*Task directions:*
Write every line out verbatim and omit the pictures.

── Material

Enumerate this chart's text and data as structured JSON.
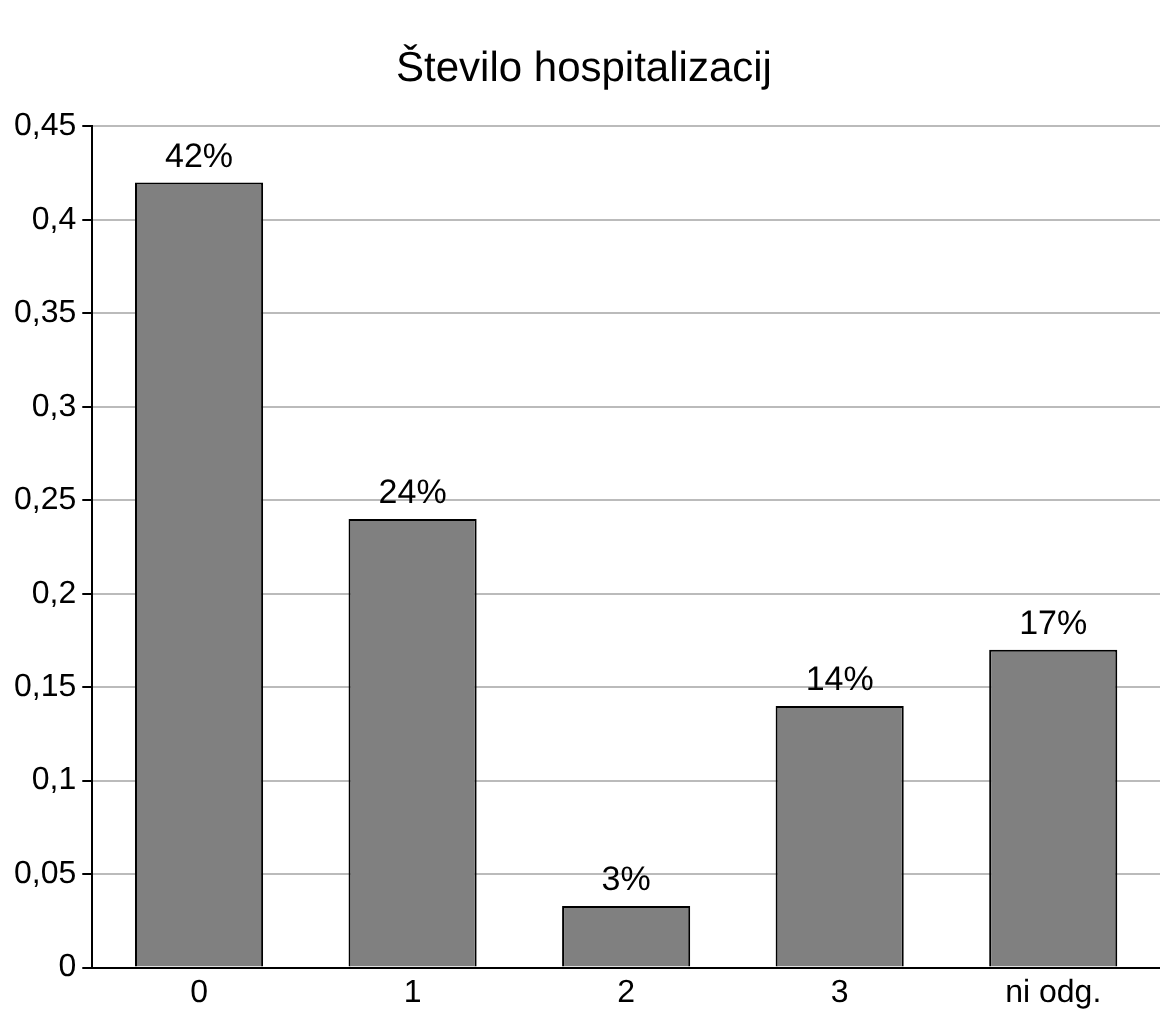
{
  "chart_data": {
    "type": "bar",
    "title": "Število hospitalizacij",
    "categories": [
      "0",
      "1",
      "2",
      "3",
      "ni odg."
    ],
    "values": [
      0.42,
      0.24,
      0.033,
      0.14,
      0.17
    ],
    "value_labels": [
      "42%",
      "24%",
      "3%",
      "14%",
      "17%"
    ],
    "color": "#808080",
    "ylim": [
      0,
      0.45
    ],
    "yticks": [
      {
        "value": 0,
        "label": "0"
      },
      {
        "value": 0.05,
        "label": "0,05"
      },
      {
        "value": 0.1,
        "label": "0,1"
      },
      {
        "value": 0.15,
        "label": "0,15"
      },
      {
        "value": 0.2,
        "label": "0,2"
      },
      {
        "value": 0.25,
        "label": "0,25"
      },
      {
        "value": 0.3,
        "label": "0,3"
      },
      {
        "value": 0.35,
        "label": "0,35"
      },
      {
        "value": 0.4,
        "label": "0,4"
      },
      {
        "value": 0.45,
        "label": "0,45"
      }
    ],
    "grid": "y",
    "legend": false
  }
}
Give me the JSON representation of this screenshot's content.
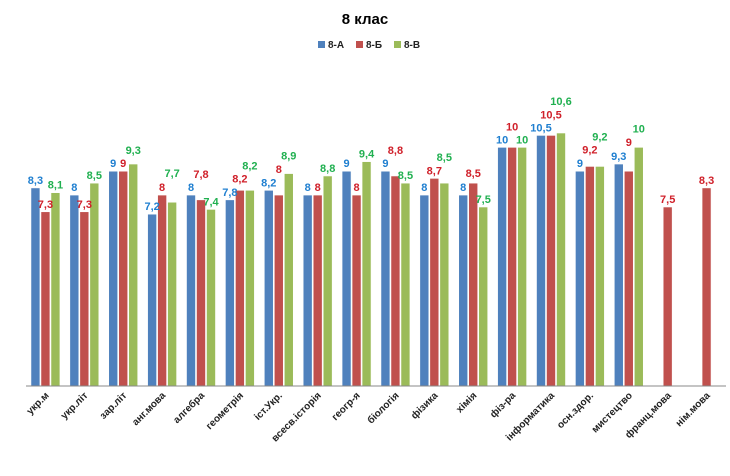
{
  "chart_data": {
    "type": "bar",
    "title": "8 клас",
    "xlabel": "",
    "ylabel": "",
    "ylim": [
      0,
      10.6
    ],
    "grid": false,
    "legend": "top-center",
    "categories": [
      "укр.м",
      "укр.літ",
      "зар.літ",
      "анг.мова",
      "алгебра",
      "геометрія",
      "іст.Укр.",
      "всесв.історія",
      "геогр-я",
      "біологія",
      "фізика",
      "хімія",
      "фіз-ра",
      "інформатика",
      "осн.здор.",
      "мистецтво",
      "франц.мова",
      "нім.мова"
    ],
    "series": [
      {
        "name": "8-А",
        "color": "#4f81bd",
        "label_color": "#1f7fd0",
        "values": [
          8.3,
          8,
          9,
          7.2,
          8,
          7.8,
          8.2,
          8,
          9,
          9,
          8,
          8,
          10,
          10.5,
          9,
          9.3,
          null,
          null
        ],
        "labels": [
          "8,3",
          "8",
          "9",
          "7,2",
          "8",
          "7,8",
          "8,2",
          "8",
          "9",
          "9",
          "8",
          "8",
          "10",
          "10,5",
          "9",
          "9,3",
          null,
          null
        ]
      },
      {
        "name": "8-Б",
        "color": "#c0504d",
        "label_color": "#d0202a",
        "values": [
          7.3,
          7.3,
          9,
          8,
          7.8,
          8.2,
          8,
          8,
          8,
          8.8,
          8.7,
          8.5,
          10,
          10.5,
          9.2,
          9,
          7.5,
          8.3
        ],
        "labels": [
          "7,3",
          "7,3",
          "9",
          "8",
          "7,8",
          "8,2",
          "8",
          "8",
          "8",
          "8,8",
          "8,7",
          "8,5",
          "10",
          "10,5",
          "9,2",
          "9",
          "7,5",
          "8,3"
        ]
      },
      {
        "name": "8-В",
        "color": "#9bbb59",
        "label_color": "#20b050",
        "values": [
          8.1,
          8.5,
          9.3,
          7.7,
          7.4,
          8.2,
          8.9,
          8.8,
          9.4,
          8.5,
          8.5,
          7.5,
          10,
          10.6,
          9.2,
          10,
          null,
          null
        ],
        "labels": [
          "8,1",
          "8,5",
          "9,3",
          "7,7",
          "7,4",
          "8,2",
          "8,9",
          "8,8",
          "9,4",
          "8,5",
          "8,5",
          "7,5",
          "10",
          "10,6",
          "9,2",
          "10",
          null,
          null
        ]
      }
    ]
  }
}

────

*Exercise solution:*
Enumerate this chart's text and data as structured JSON.
{
  "chart_data": {
    "type": "bar",
    "title": "Število hospitalizacij",
    "categories": [
      "0",
      "1",
      "2",
      "3",
      "ni odg."
    ],
    "values": [
      0.42,
      0.24,
      0.033,
      0.14,
      0.17
    ],
    "value_labels": [
      "42%",
      "24%",
      "3%",
      "14%",
      "17%"
    ],
    "color": "#808080",
    "ylim": [
      0,
      0.45
    ],
    "yticks": [
      {
        "value": 0,
        "label": "0"
      },
      {
        "value": 0.05,
        "label": "0,05"
      },
      {
        "value": 0.1,
        "label": "0,1"
      },
      {
        "value": 0.15,
        "label": "0,15"
      },
      {
        "value": 0.2,
        "label": "0,2"
      },
      {
        "value": 0.25,
        "label": "0,25"
      },
      {
        "value": 0.3,
        "label": "0,3"
      },
      {
        "value": 0.35,
        "label": "0,35"
      },
      {
        "value": 0.4,
        "label": "0,4"
      },
      {
        "value": 0.45,
        "label": "0,45"
      }
    ],
    "grid": "y",
    "legend": false
  }
}
Give me the JSON representation of this screenshot's content.
{
  "chart_data": {
    "type": "bar",
    "title": "8 клас",
    "xlabel": "",
    "ylabel": "",
    "ylim": [
      0,
      10.6
    ],
    "grid": false,
    "legend": "top-center",
    "categories": [
      "укр.м",
      "укр.літ",
      "зар.літ",
      "анг.мова",
      "алгебра",
      "геометрія",
      "іст.Укр.",
      "всесв.історія",
      "геогр-я",
      "біологія",
      "фізика",
      "хімія",
      "фіз-ра",
      "інформатика",
      "осн.здор.",
      "мистецтво",
      "франц.мова",
      "нім.мова"
    ],
    "series": [
      {
        "name": "8-А",
        "color": "#4f81bd",
        "label_color": "#1f7fd0",
        "values": [
          8.3,
          8,
          9,
          7.2,
          8,
          7.8,
          8.2,
          8,
          9,
          9,
          8,
          8,
          10,
          10.5,
          9,
          9.3,
          null,
          null
        ],
        "labels": [
          "8,3",
          "8",
          "9",
          "7,2",
          "8",
          "7,8",
          "8,2",
          "8",
          "9",
          "9",
          "8",
          "8",
          "10",
          "10,5",
          "9",
          "9,3",
          null,
          null
        ]
      },
      {
        "name": "8-Б",
        "color": "#c0504d",
        "label_color": "#d0202a",
        "values": [
          7.3,
          7.3,
          9,
          8,
          7.8,
          8.2,
          8,
          8,
          8,
          8.8,
          8.7,
          8.5,
          10,
          10.5,
          9.2,
          9,
          7.5,
          8.3
        ],
        "labels": [
          "7,3",
          "7,3",
          "9",
          "8",
          "7,8",
          "8,2",
          "8",
          "8",
          "8",
          "8,8",
          "8,7",
          "8,5",
          "10",
          "10,5",
          "9,2",
          "9",
          "7,5",
          "8,3"
        ]
      },
      {
        "name": "8-В",
        "color": "#9bbb59",
        "label_color": "#20b050",
        "values": [
          8.1,
          8.5,
          9.3,
          7.7,
          7.4,
          8.2,
          8.9,
          8.8,
          9.4,
          8.5,
          8.5,
          7.5,
          10,
          10.6,
          9.2,
          10,
          null,
          null
        ],
        "labels": [
          "8,1",
          "8,5",
          "9,3",
          "7,7",
          "7,4",
          "8,2",
          "8,9",
          "8,8",
          "9,4",
          "8,5",
          "8,5",
          "7,5",
          "10",
          "10,6",
          "9,2",
          "10",
          null,
          null
        ]
      }
    ]
  }
}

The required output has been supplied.